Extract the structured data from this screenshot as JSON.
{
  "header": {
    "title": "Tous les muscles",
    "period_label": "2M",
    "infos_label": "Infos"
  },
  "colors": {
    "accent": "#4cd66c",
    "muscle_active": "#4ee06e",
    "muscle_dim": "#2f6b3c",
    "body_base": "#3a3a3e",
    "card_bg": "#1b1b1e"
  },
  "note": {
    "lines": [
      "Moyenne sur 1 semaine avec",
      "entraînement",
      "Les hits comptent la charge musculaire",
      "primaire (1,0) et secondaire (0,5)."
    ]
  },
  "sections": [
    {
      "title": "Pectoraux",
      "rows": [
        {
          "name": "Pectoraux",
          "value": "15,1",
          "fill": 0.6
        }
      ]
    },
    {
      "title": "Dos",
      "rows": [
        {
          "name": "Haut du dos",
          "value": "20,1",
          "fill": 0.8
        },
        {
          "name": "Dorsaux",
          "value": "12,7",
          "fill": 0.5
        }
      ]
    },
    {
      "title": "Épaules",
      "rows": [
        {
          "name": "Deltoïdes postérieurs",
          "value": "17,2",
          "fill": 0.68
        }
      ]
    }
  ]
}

---

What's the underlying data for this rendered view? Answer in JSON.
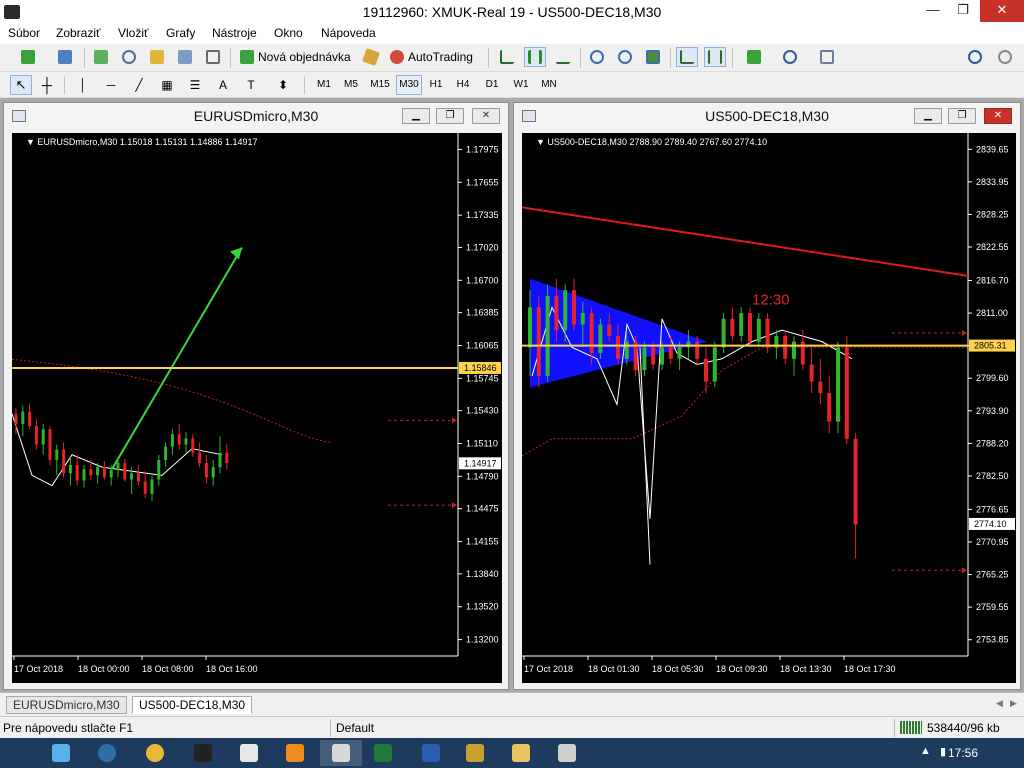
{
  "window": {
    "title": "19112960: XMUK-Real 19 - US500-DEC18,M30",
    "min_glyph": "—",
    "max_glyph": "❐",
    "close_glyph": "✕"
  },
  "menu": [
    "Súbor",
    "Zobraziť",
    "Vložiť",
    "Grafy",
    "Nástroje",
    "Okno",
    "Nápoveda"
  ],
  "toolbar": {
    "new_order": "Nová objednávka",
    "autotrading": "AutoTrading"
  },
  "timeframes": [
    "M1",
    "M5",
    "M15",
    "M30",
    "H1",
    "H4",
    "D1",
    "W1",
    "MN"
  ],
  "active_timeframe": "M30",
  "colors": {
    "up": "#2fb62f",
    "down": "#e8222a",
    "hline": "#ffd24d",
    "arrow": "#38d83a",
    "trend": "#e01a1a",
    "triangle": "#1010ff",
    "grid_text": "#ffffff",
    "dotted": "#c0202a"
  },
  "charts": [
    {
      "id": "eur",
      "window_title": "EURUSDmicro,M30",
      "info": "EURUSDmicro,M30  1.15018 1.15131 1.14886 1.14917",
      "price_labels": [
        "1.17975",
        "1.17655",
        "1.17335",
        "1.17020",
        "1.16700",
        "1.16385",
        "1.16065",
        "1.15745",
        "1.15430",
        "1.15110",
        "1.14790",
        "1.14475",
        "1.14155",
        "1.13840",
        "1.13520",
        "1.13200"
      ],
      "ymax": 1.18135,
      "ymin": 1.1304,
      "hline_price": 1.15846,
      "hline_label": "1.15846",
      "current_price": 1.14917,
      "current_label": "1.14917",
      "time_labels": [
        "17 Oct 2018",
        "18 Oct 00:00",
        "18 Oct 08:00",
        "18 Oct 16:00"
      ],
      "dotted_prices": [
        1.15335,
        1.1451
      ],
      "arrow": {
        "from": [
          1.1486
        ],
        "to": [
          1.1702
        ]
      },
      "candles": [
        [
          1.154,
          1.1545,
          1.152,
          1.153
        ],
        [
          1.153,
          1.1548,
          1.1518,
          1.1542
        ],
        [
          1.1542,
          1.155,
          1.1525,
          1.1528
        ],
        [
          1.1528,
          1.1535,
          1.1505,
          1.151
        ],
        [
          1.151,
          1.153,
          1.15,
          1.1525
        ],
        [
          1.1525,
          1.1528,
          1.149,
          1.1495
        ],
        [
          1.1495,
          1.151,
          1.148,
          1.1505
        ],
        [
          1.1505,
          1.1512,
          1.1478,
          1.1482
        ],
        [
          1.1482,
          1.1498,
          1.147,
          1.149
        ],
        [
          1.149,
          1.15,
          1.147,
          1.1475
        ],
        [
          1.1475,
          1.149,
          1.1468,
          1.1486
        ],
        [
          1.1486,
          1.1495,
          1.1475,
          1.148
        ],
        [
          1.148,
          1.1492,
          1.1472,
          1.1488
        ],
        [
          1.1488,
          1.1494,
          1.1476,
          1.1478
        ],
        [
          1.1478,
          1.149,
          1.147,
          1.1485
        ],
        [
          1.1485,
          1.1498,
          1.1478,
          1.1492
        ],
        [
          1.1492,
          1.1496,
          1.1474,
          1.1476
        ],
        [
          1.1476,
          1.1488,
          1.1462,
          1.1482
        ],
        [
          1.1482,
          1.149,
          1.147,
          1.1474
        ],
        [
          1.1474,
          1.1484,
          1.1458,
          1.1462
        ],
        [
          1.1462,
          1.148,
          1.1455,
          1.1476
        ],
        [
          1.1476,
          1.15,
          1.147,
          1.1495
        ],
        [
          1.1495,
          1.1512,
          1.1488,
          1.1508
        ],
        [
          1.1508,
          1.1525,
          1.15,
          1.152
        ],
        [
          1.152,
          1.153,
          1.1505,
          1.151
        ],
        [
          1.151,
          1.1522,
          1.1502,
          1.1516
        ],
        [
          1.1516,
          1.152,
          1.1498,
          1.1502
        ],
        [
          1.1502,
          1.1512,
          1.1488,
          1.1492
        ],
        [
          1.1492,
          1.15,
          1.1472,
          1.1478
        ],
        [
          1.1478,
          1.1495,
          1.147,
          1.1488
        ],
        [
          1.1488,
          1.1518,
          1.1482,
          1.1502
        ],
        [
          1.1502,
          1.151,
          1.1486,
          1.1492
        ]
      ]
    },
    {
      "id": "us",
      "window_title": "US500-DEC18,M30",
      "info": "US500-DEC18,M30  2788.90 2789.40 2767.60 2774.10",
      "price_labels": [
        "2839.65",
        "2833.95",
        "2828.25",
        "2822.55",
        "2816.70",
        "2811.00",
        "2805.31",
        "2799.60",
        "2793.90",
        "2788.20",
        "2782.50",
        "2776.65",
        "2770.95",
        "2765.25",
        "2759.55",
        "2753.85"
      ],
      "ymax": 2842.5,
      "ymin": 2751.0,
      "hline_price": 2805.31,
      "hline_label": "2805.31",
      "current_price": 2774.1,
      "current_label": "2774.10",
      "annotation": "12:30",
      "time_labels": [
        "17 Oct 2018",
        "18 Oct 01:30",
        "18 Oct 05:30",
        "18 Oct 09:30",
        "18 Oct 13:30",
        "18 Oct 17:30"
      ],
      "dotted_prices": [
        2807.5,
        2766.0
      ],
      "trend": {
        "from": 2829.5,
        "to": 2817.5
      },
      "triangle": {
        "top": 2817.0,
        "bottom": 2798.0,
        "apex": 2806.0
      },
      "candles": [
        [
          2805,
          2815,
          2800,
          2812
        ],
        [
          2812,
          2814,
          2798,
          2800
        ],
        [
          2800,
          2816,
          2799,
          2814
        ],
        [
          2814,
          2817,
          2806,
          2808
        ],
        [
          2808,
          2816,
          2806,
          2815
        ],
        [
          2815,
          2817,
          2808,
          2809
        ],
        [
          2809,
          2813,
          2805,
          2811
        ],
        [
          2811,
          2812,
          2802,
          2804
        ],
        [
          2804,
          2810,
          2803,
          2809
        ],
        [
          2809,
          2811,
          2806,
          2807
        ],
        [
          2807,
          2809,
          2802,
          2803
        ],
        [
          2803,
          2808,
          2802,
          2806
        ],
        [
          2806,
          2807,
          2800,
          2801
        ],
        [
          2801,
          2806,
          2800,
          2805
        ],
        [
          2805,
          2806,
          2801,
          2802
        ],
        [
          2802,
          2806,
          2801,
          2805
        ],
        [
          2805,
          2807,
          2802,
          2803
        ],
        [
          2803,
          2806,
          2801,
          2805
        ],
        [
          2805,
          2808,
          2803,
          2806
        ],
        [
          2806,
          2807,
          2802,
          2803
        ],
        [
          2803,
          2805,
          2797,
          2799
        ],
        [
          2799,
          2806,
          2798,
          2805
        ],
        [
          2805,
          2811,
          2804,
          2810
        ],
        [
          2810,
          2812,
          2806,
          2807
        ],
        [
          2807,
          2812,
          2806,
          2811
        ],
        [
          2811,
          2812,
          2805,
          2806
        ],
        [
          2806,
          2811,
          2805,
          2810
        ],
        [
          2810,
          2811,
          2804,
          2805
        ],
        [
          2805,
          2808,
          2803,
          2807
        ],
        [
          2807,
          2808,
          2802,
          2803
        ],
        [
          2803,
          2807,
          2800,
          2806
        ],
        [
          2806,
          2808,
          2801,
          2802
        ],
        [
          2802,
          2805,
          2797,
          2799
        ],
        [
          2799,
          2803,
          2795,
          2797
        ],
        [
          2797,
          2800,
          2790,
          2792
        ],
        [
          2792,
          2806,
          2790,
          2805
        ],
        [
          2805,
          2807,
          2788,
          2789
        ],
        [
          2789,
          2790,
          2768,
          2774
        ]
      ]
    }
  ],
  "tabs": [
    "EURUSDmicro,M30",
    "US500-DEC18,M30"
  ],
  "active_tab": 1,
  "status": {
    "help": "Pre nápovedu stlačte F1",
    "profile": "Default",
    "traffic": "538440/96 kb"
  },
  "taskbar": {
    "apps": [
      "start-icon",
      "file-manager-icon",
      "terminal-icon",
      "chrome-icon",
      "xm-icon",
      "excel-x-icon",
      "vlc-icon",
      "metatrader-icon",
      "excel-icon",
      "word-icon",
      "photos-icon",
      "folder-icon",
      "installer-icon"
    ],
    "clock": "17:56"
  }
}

### TO BE DONE
Tally how many lines in the material above hold the word "this". Write only that number.

### RESULT BELOW
2